Short task. Give the data below again, word for word.

###

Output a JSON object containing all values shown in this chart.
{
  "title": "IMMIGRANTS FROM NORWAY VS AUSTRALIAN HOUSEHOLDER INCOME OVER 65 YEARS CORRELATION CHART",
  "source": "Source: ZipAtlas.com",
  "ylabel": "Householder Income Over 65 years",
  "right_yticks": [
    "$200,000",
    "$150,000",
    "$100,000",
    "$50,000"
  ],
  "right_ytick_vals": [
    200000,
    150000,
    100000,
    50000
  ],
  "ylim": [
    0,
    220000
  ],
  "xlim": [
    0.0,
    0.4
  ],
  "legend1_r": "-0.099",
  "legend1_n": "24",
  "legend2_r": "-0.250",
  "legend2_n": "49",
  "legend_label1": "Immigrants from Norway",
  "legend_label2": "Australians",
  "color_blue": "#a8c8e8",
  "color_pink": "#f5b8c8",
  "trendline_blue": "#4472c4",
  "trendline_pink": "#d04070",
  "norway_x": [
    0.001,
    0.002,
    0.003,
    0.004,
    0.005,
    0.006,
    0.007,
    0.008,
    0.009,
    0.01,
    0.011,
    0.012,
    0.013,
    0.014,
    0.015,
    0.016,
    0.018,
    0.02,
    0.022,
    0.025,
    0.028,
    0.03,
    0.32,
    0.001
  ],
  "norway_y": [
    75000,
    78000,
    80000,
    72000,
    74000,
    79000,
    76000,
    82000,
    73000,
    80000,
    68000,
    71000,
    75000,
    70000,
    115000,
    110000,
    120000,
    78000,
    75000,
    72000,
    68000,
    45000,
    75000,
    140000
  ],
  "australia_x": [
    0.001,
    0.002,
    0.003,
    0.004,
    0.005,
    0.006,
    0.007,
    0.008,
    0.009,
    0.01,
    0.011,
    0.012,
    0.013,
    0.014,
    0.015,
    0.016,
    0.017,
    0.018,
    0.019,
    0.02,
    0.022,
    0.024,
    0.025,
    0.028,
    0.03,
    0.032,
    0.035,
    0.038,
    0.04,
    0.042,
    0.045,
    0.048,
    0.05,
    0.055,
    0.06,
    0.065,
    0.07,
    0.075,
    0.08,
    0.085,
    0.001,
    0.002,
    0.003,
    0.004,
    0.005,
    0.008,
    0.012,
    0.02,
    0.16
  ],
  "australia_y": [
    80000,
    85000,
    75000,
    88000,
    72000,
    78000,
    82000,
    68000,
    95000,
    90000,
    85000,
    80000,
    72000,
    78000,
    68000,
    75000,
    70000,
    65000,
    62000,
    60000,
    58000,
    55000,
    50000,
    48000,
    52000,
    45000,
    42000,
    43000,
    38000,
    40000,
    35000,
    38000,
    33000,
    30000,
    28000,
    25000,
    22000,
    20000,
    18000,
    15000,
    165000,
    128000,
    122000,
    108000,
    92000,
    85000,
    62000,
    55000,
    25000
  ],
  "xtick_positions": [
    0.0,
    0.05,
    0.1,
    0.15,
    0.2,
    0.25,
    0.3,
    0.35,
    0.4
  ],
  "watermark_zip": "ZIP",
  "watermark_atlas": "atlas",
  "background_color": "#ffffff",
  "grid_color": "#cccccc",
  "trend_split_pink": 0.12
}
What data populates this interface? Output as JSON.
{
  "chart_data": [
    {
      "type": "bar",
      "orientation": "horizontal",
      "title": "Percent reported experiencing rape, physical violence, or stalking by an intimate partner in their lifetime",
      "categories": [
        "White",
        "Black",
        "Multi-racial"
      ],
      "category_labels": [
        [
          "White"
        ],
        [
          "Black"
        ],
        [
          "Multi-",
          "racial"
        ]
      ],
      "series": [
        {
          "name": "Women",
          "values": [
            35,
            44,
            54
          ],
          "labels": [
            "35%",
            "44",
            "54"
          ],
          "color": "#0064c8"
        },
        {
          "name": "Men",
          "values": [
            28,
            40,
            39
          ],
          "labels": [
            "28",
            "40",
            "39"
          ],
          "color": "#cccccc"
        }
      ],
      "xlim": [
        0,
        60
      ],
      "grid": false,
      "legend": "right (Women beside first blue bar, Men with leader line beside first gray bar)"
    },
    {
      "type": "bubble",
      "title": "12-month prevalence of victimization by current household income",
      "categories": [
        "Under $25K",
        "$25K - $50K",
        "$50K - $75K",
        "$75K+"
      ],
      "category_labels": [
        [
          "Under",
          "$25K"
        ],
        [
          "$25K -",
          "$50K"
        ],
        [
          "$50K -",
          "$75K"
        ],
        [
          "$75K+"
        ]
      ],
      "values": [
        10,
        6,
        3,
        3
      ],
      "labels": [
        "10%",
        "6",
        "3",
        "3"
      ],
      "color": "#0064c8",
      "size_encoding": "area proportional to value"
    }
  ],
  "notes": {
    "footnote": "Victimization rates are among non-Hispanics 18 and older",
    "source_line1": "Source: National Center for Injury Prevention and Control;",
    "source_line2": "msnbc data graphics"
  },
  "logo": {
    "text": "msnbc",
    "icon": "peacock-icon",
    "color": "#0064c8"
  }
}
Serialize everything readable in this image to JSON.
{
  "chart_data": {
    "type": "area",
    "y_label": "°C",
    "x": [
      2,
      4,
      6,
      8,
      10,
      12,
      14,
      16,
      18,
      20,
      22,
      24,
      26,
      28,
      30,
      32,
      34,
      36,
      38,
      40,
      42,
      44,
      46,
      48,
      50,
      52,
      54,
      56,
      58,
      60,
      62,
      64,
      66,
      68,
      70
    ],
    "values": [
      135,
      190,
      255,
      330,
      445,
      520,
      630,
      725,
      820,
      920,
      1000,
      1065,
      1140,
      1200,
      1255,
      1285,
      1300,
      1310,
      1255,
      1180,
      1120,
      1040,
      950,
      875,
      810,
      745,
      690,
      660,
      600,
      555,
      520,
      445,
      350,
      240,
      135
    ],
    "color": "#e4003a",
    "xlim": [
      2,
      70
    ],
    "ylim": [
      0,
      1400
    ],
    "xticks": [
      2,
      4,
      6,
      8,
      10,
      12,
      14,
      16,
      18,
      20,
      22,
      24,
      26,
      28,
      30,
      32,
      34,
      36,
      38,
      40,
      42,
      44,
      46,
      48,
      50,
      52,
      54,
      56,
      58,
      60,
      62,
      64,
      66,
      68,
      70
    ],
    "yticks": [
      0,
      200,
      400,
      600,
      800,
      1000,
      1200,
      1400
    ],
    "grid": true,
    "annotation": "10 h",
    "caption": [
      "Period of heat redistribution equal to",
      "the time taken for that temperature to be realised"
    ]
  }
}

###

Reply to the exercise.
Output a JSON object containing all values shown in this chart.
{
  "title": "IMMIGRANTS FROM NORWAY VS AUSTRALIAN HOUSEHOLDER INCOME OVER 65 YEARS CORRELATION CHART",
  "source": "Source: ZipAtlas.com",
  "ylabel": "Householder Income Over 65 years",
  "right_yticks": [
    "$200,000",
    "$150,000",
    "$100,000",
    "$50,000"
  ],
  "right_ytick_vals": [
    200000,
    150000,
    100000,
    50000
  ],
  "ylim": [
    0,
    220000
  ],
  "xlim": [
    0.0,
    0.4
  ],
  "legend1_r": "-0.099",
  "legend1_n": "24",
  "legend2_r": "-0.250",
  "legend2_n": "49",
  "legend_label1": "Immigrants from Norway",
  "legend_label2": "Australians",
  "color_blue": "#a8c8e8",
  "color_pink": "#f5b8c8",
  "trendline_blue": "#4472c4",
  "trendline_pink": "#d04070",
  "norway_x": [
    0.001,
    0.002,
    0.003,
    0.004,
    0.005,
    0.006,
    0.007,
    0.008,
    0.009,
    0.01,
    0.011,
    0.012,
    0.013,
    0.014,
    0.015,
    0.016,
    0.018,
    0.02,
    0.022,
    0.025,
    0.028,
    0.03,
    0.32,
    0.001
  ],
  "norway_y": [
    75000,
    78000,
    80000,
    72000,
    74000,
    79000,
    76000,
    82000,
    73000,
    80000,
    68000,
    71000,
    75000,
    70000,
    115000,
    110000,
    120000,
    78000,
    75000,
    72000,
    68000,
    45000,
    75000,
    140000
  ],
  "australia_x": [
    0.001,
    0.002,
    0.003,
    0.004,
    0.005,
    0.006,
    0.007,
    0.008,
    0.009,
    0.01,
    0.011,
    0.012,
    0.013,
    0.014,
    0.015,
    0.016,
    0.017,
    0.018,
    0.019,
    0.02,
    0.022,
    0.024,
    0.025,
    0.028,
    0.03,
    0.032,
    0.035,
    0.038,
    0.04,
    0.042,
    0.045,
    0.048,
    0.05,
    0.055,
    0.06,
    0.065,
    0.07,
    0.075,
    0.08,
    0.085,
    0.001,
    0.002,
    0.003,
    0.004,
    0.005,
    0.008,
    0.012,
    0.02,
    0.16
  ],
  "australia_y": [
    80000,
    85000,
    75000,
    88000,
    72000,
    78000,
    82000,
    68000,
    95000,
    90000,
    85000,
    80000,
    72000,
    78000,
    68000,
    75000,
    70000,
    65000,
    62000,
    60000,
    58000,
    55000,
    50000,
    48000,
    52000,
    45000,
    42000,
    43000,
    38000,
    40000,
    35000,
    38000,
    33000,
    30000,
    28000,
    25000,
    22000,
    20000,
    18000,
    15000,
    165000,
    128000,
    122000,
    108000,
    92000,
    85000,
    62000,
    55000,
    25000
  ],
  "xtick_positions": [
    0.0,
    0.05,
    0.1,
    0.15,
    0.2,
    0.25,
    0.3,
    0.35,
    0.4
  ],
  "watermark_zip": "ZIP",
  "watermark_atlas": "atlas",
  "background_color": "#ffffff",
  "grid_color": "#cccccc",
  "trend_split_pink": 0.12
}
What data populates this interface? Output as JSON.
{
  "chart_data": [
    {
      "type": "bar",
      "orientation": "horizontal",
      "title": "Percent reported experiencing rape, physical violence, or stalking by an intimate partner in their lifetime",
      "categories": [
        "White",
        "Black",
        "Multi-racial"
      ],
      "category_labels": [
        [
          "White"
        ],
        [
          "Black"
        ],
        [
          "Multi-",
          "racial"
        ]
      ],
      "series": [
        {
          "name": "Women",
          "values": [
            35,
            44,
            54
          ],
          "labels": [
            "35%",
            "44",
            "54"
          ],
          "color": "#0064c8"
        },
        {
          "name": "Men",
          "values": [
            28,
            40,
            39
          ],
          "labels": [
            "28",
            "40",
            "39"
          ],
          "color": "#cccccc"
        }
      ],
      "xlim": [
        0,
        60
      ],
      "grid": false,
      "legend": "right (Women beside first blue bar, Men with leader line beside first gray bar)"
    },
    {
      "type": "bubble",
      "title": "12-month prevalence of victimization by current household income",
      "categories": [
        "Under $25K",
        "$25K - $50K",
        "$50K - $75K",
        "$75K+"
      ],
      "category_labels": [
        [
          "Under",
          "$25K"
        ],
        [
          "$25K -",
          "$50K"
        ],
        [
          "$50K -",
          "$75K"
        ],
        [
          "$75K+"
        ]
      ],
      "values": [
        10,
        6,
        3,
        3
      ],
      "labels": [
        "10%",
        "6",
        "3",
        "3"
      ],
      "color": "#0064c8",
      "size_encoding": "area proportional to value"
    }
  ],
  "notes": {
    "footnote": "Victimization rates are among non-Hispanics 18 and older",
    "source_line1": "Source: National Center for Injury Prevention and Control;",
    "source_line2": "msnbc data graphics"
  },
  "logo": {
    "text": "msnbc",
    "icon": "peacock-icon",
    "color": "#0064c8"
  }
}
Serialize everything readable in this image to JSON.
{
  "chart_data": {
    "type": "area",
    "y_label": "°C",
    "x": [
      2,
      4,
      6,
      8,
      10,
      12,
      14,
      16,
      18,
      20,
      22,
      24,
      26,
      28,
      30,
      32,
      34,
      36,
      38,
      40,
      42,
      44,
      46,
      48,
      50,
      52,
      54,
      56,
      58,
      60,
      62,
      64,
      66,
      68,
      70
    ],
    "values": [
      135,
      190,
      255,
      330,
      445,
      520,
      630,
      725,
      820,
      920,
      1000,
      1065,
      1140,
      1200,
      1255,
      1285,
      1300,
      1310,
      1255,
      1180,
      1120,
      1040,
      950,
      875,
      810,
      745,
      690,
      660,
      600,
      555,
      520,
      445,
      350,
      240,
      135
    ],
    "color": "#e4003a",
    "xlim": [
      2,
      70
    ],
    "ylim": [
      0,
      1400
    ],
    "xticks": [
      2,
      4,
      6,
      8,
      10,
      12,
      14,
      16,
      18,
      20,
      22,
      24,
      26,
      28,
      30,
      32,
      34,
      36,
      38,
      40,
      42,
      44,
      46,
      48,
      50,
      52,
      54,
      56,
      58,
      60,
      62,
      64,
      66,
      68,
      70
    ],
    "yticks": [
      0,
      200,
      400,
      600,
      800,
      1000,
      1200,
      1400
    ],
    "grid": true,
    "annotation": "10 h",
    "caption": [
      "Period of heat redistribution equal to",
      "the time taken for that temperature to be realised"
    ]
  }
}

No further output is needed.